The task: Exactly reproduce the line containing "Extract the structured" together with every line after it, through the end of the entries, and give nothing more.

Records to process:
════════════════════

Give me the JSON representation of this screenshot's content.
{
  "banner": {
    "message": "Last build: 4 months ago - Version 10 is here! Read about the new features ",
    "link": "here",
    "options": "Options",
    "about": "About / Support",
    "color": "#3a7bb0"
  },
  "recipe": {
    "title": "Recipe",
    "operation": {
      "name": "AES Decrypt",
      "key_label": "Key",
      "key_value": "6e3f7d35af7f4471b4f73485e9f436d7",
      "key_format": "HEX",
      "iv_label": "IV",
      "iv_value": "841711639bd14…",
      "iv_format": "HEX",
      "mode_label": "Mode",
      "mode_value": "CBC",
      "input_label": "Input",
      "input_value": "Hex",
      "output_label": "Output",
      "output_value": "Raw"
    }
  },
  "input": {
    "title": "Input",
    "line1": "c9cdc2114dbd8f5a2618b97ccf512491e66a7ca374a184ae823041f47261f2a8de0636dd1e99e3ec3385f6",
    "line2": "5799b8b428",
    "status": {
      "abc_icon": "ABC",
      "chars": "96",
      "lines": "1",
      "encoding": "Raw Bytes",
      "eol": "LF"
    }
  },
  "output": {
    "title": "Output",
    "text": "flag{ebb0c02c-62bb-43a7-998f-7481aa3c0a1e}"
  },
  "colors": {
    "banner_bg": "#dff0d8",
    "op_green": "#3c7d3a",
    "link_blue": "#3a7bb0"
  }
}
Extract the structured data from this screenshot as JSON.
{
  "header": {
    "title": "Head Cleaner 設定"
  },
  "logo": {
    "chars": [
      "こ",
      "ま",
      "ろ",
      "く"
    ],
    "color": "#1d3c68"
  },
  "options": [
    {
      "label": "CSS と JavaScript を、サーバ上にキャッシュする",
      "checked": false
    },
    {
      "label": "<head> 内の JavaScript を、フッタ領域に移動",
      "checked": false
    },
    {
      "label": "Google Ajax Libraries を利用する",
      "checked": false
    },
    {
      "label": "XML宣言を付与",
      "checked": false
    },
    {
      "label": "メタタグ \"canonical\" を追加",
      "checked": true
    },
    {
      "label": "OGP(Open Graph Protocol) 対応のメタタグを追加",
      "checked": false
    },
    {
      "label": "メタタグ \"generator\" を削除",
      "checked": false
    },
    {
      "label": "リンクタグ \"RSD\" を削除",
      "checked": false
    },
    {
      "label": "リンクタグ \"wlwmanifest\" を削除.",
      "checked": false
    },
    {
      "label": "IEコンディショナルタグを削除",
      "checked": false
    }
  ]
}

════════════════════

Correct result:
Extract the structured data from this screenshot as JSON.
{
  "header": {
    "title": "Head Cleaner 設定"
  },
  "logo": {
    "chars": [
      "こ",
      "ま",
      "ろ",
      "く"
    ],
    "color": "#1d3c68"
  },
  "options": [
    {
      "label": "CSS と JavaScript を、サーバ上にキャッシュする",
      "checked": false
    },
    {
      "label": "<head> 内の JavaScript を、フッタ領域に移動",
      "checked": false
    },
    {
      "label": "Google Ajax Libraries を利用する",
      "checked": false
    },
    {
      "label": "XML宣言を付与",
      "checked": false
    },
    {
      "label": "メタタグ \"canonical\" を追加",
      "checked": true
    },
    {
      "label": "OGP(Open Graph Protocol) 対応のメタタグを追加",
      "checked": false
    },
    {
      "label": "メタタグ \"generator\" を削除",
      "checked": false
    },
    {
      "label": "リンクタグ \"RSD\" を削除",
      "checked": false
    },
    {
      "label": "リンクタグ \"wlwmanifest\" を削除.",
      "checked": false
    },
    {
      "label": "IEコンディショナルタグを削除",
      "checked": false
    }
  ]
}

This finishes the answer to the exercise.